Exercise details:
Resume the passage about women in health leadership and the barriers they face, starting right after its final sentence.

Reading text:

__________________________________________________

In a World Health Organization survey of 105 countries, nearly 70 percent reported that family planning services were disrupted early in the pandemic.
“If women were on the highest levels of COVID-19 decision-making teams in equal numbers, they would not sit quiet and say, well, pregnancy stops during pandemics,” Dhatt related.
This was particularly problematic because women found themselves in greater need of services, not less. Some countries observed a 30 percent increase in gender-based violence because lockdowns kept women and girls at home.
Early in her career, when Dhatt was elected president of the International Federation of Medical Student Associations, she had to navigate gender bias.
“I found a lot more resistance, less uptake, a lot more questioning about my leadership abilities, and my decision-making process and being often labeled as an emotional leader instead of a rational leader,” she said, all stereotypes that women in power constantly deal with. ”We often say we walk a tightrope, and I felt what it meant to be walking a tightrope for the first time so intensely.”
Her colleagues have also experienced a range of barriers, many of which continue to go unaddressed, and, as in many fields, women across the health sector face bullying, sexual harassment, and sexual exploitation.
Women health workers around the world feel “unsafe to go to work and take night shifts, along with facing advances from male supervisors and an entire range from sexual harassment,” as documented in a recent report from Women in Global Health.

__________________________________________________

(Source data)
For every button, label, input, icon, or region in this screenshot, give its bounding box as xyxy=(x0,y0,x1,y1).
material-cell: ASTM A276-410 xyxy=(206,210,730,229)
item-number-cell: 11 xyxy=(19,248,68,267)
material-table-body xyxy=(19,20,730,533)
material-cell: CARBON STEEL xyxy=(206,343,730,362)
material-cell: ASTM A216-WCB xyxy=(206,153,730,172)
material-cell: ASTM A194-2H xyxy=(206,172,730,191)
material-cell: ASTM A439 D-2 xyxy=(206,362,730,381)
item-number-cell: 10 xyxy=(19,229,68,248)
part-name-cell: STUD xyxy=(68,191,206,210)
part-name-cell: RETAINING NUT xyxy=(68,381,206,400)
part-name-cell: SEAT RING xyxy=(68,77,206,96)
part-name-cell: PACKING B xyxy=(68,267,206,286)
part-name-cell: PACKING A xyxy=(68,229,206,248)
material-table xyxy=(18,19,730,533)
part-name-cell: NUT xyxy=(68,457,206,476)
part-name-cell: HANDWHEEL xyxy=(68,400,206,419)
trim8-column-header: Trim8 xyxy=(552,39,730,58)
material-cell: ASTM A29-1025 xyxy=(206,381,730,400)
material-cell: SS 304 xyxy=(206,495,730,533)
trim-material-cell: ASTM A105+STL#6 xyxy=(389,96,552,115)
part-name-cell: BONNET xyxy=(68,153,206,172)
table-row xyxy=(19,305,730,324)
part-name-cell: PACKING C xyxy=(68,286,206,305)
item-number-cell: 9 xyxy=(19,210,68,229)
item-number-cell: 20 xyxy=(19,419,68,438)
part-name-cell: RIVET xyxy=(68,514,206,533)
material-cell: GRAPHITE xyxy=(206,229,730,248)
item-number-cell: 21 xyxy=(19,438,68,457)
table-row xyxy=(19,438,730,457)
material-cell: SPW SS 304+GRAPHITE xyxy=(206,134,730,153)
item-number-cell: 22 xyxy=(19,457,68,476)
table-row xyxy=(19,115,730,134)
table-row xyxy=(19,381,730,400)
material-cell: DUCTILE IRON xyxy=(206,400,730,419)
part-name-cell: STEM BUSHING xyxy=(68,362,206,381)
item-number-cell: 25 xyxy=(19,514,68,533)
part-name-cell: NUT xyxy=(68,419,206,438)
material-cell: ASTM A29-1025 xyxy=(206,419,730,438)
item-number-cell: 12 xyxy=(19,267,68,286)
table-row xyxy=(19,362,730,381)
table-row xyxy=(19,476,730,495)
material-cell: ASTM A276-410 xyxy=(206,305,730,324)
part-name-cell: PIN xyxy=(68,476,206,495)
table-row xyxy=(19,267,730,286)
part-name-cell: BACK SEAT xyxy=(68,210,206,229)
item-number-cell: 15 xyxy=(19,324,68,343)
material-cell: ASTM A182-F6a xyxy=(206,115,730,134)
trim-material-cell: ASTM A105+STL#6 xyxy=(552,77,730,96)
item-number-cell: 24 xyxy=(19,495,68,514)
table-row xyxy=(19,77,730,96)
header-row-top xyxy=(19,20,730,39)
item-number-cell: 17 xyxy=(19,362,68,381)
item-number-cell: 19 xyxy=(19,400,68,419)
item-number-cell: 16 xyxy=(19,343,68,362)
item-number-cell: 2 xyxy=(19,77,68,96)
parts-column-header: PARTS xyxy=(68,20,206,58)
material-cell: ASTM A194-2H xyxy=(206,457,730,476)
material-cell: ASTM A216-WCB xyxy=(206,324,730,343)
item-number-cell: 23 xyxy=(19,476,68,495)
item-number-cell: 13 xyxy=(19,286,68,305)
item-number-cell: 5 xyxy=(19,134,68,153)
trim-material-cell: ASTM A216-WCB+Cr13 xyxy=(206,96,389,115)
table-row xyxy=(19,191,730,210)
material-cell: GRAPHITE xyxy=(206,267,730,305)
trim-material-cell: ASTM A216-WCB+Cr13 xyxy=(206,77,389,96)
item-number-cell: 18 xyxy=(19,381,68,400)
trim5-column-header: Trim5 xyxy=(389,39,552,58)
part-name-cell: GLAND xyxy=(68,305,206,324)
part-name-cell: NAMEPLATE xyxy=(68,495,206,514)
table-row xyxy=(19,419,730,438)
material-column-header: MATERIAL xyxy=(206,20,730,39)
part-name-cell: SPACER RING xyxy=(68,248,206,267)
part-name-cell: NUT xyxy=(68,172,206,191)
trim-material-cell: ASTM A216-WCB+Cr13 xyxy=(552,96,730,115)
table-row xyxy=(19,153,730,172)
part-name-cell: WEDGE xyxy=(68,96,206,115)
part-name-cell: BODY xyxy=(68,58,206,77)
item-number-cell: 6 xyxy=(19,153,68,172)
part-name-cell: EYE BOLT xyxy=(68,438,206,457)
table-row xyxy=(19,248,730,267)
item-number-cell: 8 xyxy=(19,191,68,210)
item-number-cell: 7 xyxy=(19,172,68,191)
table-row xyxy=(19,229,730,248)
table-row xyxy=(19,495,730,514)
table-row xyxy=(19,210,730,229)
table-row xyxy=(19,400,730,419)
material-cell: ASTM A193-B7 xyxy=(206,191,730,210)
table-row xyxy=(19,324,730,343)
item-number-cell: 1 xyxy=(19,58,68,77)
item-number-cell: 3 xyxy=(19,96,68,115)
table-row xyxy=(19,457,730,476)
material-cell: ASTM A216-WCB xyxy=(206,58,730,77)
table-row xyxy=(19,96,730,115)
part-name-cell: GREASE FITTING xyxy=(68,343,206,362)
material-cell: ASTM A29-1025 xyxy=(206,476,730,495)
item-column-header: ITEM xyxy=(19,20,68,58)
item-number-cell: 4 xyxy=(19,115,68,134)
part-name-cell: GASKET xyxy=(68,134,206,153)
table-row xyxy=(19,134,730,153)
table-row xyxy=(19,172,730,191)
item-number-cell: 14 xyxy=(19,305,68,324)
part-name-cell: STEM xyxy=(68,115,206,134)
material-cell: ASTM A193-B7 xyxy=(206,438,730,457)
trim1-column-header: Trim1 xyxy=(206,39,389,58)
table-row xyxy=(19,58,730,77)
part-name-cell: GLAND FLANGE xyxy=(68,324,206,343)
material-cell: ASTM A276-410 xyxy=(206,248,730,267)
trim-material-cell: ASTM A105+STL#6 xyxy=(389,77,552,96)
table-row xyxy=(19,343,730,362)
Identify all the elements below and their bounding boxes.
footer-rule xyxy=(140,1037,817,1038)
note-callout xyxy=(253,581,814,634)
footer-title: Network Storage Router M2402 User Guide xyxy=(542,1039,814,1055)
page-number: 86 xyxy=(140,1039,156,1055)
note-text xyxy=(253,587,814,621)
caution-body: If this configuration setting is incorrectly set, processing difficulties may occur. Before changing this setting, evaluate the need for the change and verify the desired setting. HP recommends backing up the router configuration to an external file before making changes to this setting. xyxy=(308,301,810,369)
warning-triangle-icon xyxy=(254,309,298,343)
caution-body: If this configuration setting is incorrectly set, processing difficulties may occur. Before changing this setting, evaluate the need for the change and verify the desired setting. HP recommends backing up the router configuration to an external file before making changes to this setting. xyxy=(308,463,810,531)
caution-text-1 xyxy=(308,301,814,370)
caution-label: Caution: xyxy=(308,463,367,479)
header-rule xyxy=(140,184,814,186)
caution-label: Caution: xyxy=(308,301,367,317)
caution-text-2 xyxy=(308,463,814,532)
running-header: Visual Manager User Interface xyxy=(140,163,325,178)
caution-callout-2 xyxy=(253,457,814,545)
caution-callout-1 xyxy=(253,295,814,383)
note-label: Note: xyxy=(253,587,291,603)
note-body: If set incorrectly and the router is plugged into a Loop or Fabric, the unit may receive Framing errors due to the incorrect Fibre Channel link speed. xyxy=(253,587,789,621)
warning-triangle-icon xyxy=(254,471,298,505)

__________________________________________________

Exercise output:
To make matters worse, the gender pay gap in the health sector is among the worst of any sector.
“The poorest women subsidize health all around the world,” Dhatt said. Even in high-income countries, the pay gap between women and their male colleagues is larger than in almost any other sector.
The WHO found that in the health sector women are paid 24 percent less than men globally—even controlling for age, education, and experience. When women do ascend to leadership positions, Dhatt said, they have shorter windows to be viewed as leaders.
“They’re either too young or too old,” she explained. “And so it’s more difficult for women to have lifelong leadership roles where they are valued or viewed as leaders at the highest level.”
When women don’t have equal leadership in global health, the field misses out on women’s expertise, Dhatt said, especially women working on the frontlines.
“Viewing (women) only as vulnerable populations or recipients of care means that they’re just not going to have the same level of ownership of those solutions,” she observed.